The data:

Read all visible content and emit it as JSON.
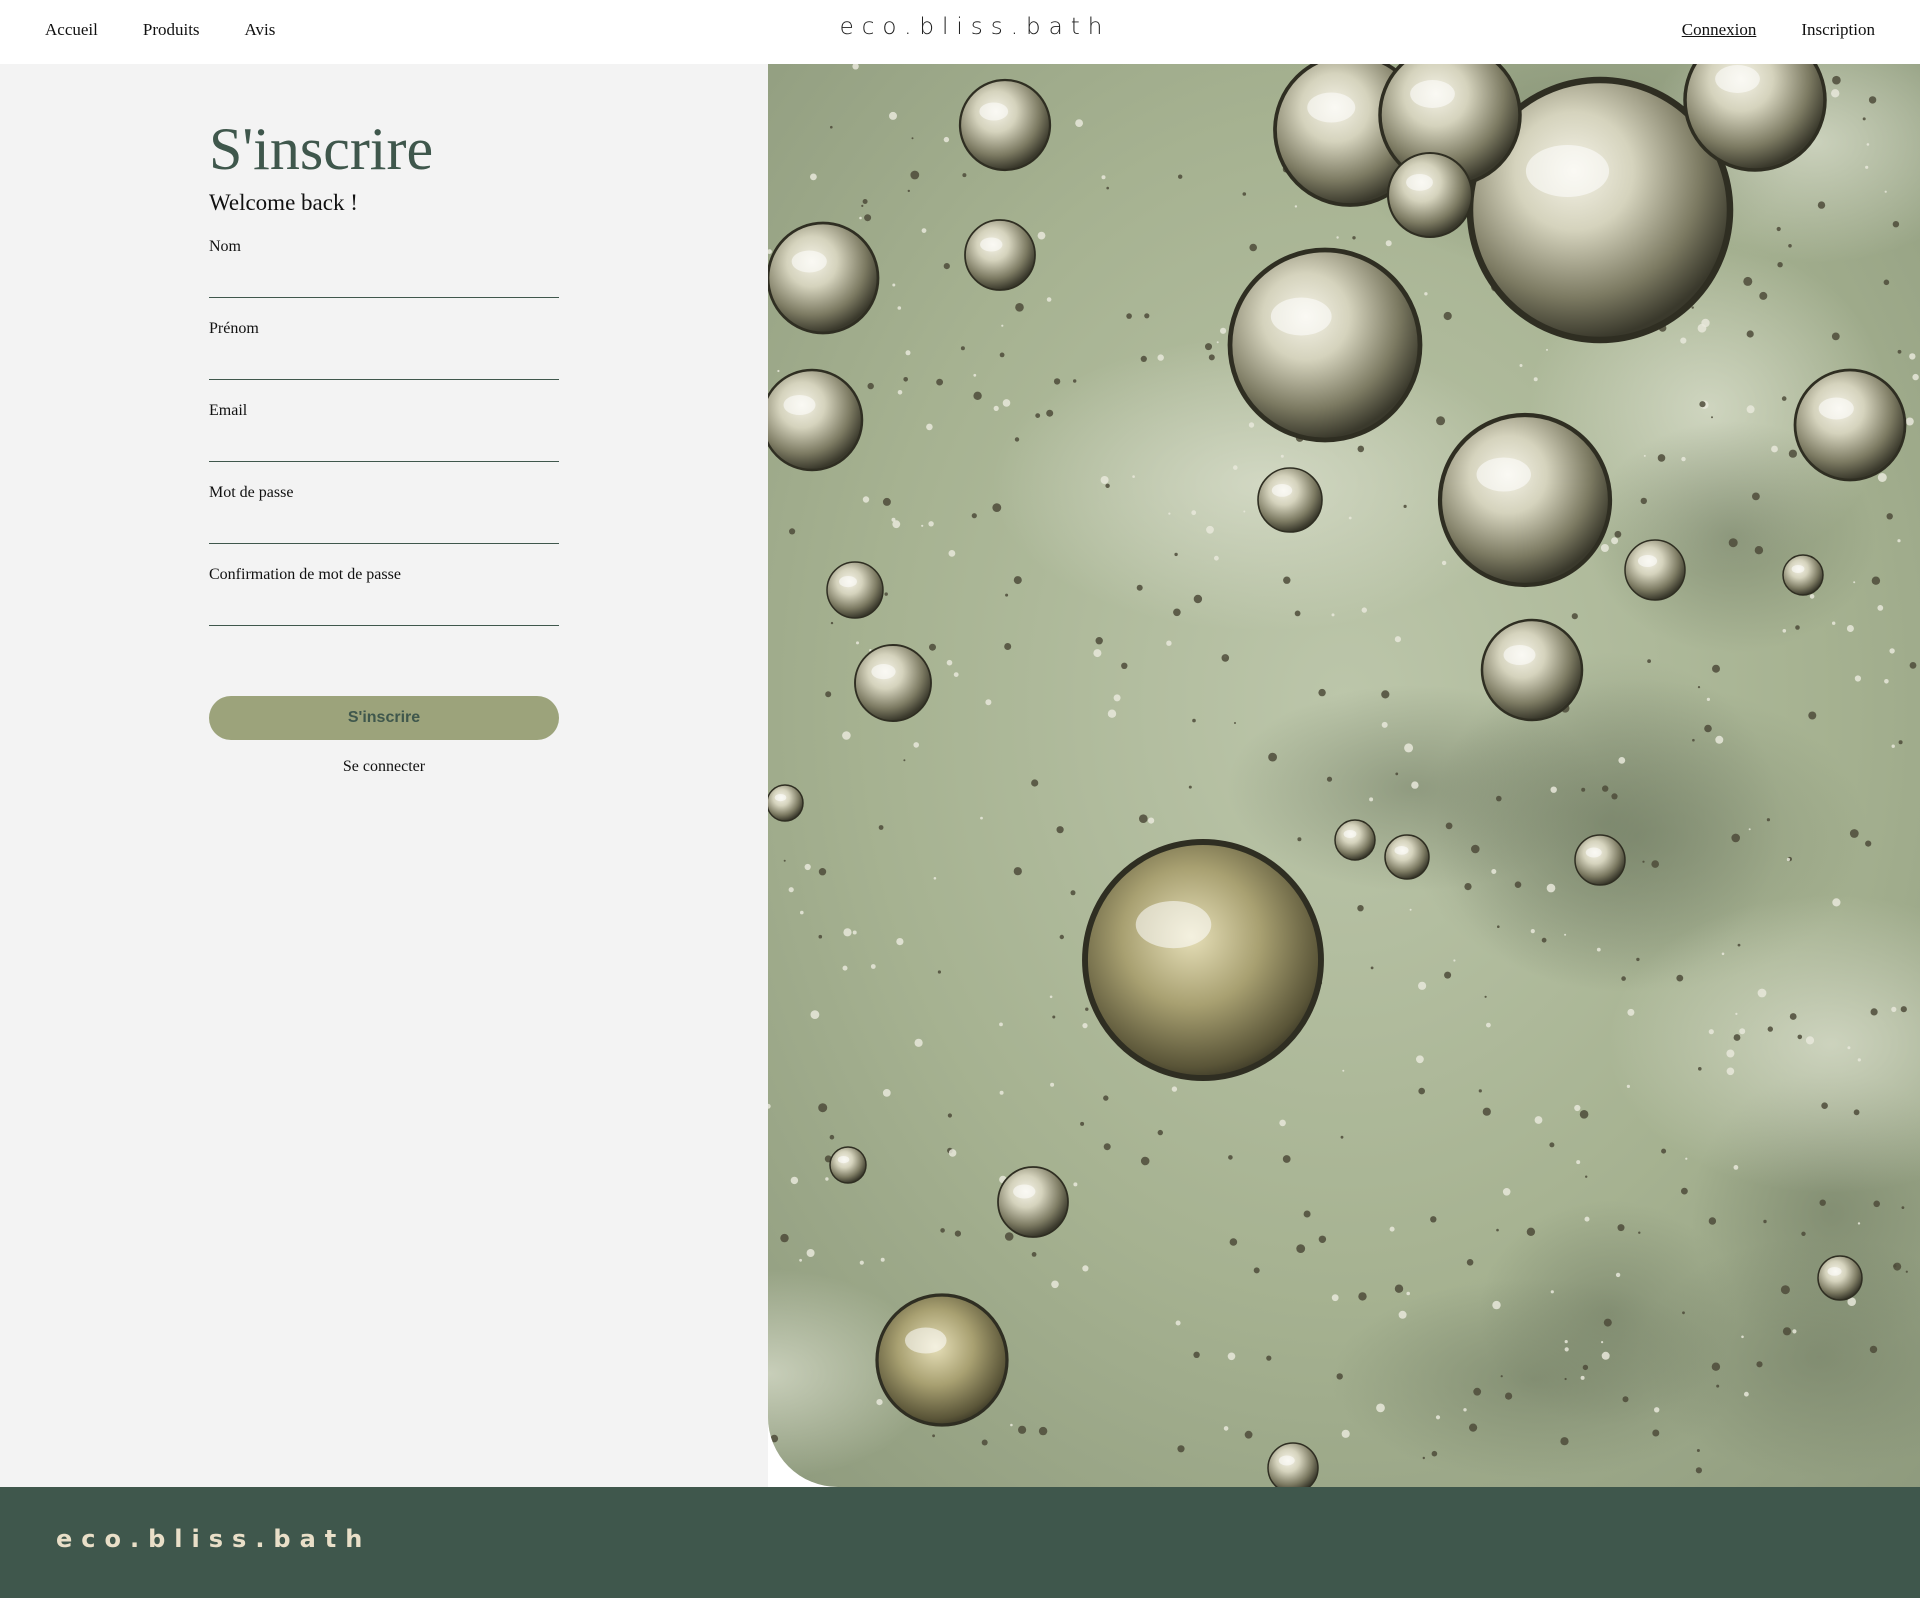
{
  "header": {
    "nav_left": [
      "Accueil",
      "Produits",
      "Avis"
    ],
    "logo": "eco.bliss.bath",
    "nav_right": [
      "Connexion",
      "Inscription"
    ]
  },
  "form": {
    "title": "S'inscrire",
    "subtitle": "Welcome back !",
    "fields": [
      {
        "label": "Nom",
        "value": ""
      },
      {
        "label": "Prénom",
        "value": ""
      },
      {
        "label": "Email",
        "value": ""
      },
      {
        "label": "Mot de passe",
        "value": ""
      },
      {
        "label": "Confirmation de mot de passe",
        "value": ""
      }
    ],
    "submit_label": "S'inscrire",
    "login_link": "Se connecter"
  },
  "footer": {
    "logo": "eco.bliss.bath"
  },
  "colors": {
    "accent": "#3f574c",
    "button": "#9ca37b",
    "panel": "#f3f3f3",
    "footer_text": "#e9dfc8"
  },
  "icons": {
    "hero": "bubbles-image"
  }
}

What to produce: The answer is a single number, the count of lines in the records that contain the string "bath".

Answer to this exercise: 2